Quote the full listing word for word.

(Structured figure records)
---
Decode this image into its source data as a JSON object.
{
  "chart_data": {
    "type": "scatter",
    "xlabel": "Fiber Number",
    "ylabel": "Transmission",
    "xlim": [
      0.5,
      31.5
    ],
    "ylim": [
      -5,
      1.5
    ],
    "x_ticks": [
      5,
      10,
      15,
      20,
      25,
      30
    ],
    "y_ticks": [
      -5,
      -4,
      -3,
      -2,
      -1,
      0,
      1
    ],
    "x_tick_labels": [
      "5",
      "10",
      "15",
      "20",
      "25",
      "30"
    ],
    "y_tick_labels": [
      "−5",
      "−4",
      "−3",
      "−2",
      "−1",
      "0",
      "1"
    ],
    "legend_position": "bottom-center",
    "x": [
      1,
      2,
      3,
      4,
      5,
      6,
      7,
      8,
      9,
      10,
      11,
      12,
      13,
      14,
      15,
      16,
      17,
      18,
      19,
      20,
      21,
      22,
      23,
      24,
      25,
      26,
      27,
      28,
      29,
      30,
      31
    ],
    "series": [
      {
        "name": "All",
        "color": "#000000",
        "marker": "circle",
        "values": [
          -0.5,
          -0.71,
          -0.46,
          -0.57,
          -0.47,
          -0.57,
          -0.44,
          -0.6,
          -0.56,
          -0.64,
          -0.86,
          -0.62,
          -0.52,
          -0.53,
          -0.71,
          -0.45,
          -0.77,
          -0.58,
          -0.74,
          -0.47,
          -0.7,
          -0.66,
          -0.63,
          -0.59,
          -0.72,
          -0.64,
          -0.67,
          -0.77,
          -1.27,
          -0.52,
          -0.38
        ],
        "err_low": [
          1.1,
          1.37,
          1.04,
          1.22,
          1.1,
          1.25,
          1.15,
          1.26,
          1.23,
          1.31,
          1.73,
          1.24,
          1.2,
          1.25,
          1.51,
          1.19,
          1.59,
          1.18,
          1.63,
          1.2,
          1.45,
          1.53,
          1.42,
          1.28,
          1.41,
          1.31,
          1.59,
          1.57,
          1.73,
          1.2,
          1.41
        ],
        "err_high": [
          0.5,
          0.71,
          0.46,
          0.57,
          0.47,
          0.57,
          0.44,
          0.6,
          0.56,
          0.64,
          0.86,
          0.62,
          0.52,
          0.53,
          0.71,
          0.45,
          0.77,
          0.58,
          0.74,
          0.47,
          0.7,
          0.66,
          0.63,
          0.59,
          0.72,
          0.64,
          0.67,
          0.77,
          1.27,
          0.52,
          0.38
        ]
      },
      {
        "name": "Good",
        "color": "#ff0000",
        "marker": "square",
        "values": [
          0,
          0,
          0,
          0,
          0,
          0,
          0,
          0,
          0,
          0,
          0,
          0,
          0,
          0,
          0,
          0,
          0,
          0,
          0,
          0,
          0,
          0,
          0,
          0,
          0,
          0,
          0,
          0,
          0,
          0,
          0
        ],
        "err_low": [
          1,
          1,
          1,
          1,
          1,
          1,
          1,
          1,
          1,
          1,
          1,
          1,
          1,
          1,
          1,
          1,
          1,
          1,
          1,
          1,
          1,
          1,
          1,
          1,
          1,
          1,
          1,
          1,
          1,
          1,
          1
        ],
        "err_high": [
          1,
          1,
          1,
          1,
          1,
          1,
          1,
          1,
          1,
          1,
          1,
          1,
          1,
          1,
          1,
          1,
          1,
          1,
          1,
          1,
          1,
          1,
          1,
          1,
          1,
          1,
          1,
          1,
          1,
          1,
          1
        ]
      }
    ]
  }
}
---
### Solved exercise:
Decode this image into its source data as a JSON object.
{
  "chart_data": {
    "type": "scatter",
    "xlabel": "Fiber Number",
    "ylabel": "Transmission",
    "xlim": [
      0.5,
      31.5
    ],
    "ylim": [
      -5,
      1.5
    ],
    "x_ticks": [
      5,
      10,
      15,
      20,
      25,
      30
    ],
    "y_ticks": [
      -5,
      -4,
      -3,
      -2,
      -1,
      0,
      1
    ],
    "x_tick_labels": [
      "5",
      "10",
      "15",
      "20",
      "25",
      "30"
    ],
    "y_tick_labels": [
      "−5",
      "−4",
      "−3",
      "−2",
      "−1",
      "0",
      "1"
    ],
    "legend_position": "bottom-center",
    "x": [
      1,
      2,
      3,
      4,
      5,
      6,
      7,
      8,
      9,
      10,
      11,
      12,
      13,
      14,
      15,
      16,
      17,
      18,
      19,
      20,
      21,
      22,
      23,
      24,
      25,
      26,
      27,
      28,
      29,
      30,
      31
    ],
    "series": [
      {
        "name": "All",
        "color": "#000000",
        "marker": "circle",
        "values": [
          -0.5,
          -0.71,
          -0.46,
          -0.57,
          -0.47,
          -0.57,
          -0.44,
          -0.6,
          -0.56,
          -0.64,
          -0.86,
          -0.62,
          -0.52,
          -0.53,
          -0.71,
          -0.45,
          -0.77,
          -0.58,
          -0.74,
          -0.47,
          -0.7,
          -0.66,
          -0.63,
          -0.59,
          -0.72,
          -0.64,
          -0.67,
          -0.77,
          -1.27,
          -0.52,
          -0.38
        ],
        "err_low": [
          1.1,
          1.37,
          1.04,
          1.22,
          1.1,
          1.25,
          1.15,
          1.26,
          1.23,
          1.31,
          1.73,
          1.24,
          1.2,
          1.25,
          1.51,
          1.19,
          1.59,
          1.18,
          1.63,
          1.2,
          1.45,
          1.53,
          1.42,
          1.28,
          1.41,
          1.31,
          1.59,
          1.57,
          1.73,
          1.2,
          1.41
        ],
        "err_high": [
          0.5,
          0.71,
          0.46,
          0.57,
          0.47,
          0.57,
          0.44,
          0.6,
          0.56,
          0.64,
          0.86,
          0.62,
          0.52,
          0.53,
          0.71,
          0.45,
          0.77,
          0.58,
          0.74,
          0.47,
          0.7,
          0.66,
          0.63,
          0.59,
          0.72,
          0.64,
          0.67,
          0.77,
          1.27,
          0.52,
          0.38
        ]
      },
      {
        "name": "Good",
        "color": "#ff0000",
        "marker": "square",
        "values": [
          0,
          0,
          0,
          0,
          0,
          0,
          0,
          0,
          0,
          0,
          0,
          0,
          0,
          0,
          0,
          0,
          0,
          0,
          0,
          0,
          0,
          0,
          0,
          0,
          0,
          0,
          0,
          0,
          0,
          0,
          0
        ],
        "err_low": [
          1,
          1,
          1,
          1,
          1,
          1,
          1,
          1,
          1,
          1,
          1,
          1,
          1,
          1,
          1,
          1,
          1,
          1,
          1,
          1,
          1,
          1,
          1,
          1,
          1,
          1,
          1,
          1,
          1,
          1,
          1
        ],
        "err_high": [
          1,
          1,
          1,
          1,
          1,
          1,
          1,
          1,
          1,
          1,
          1,
          1,
          1,
          1,
          1,
          1,
          1,
          1,
          1,
          1,
          1,
          1,
          1,
          1,
          1,
          1,
          1,
          1,
          1,
          1,
          1
        ]
      }
    ]
  }
}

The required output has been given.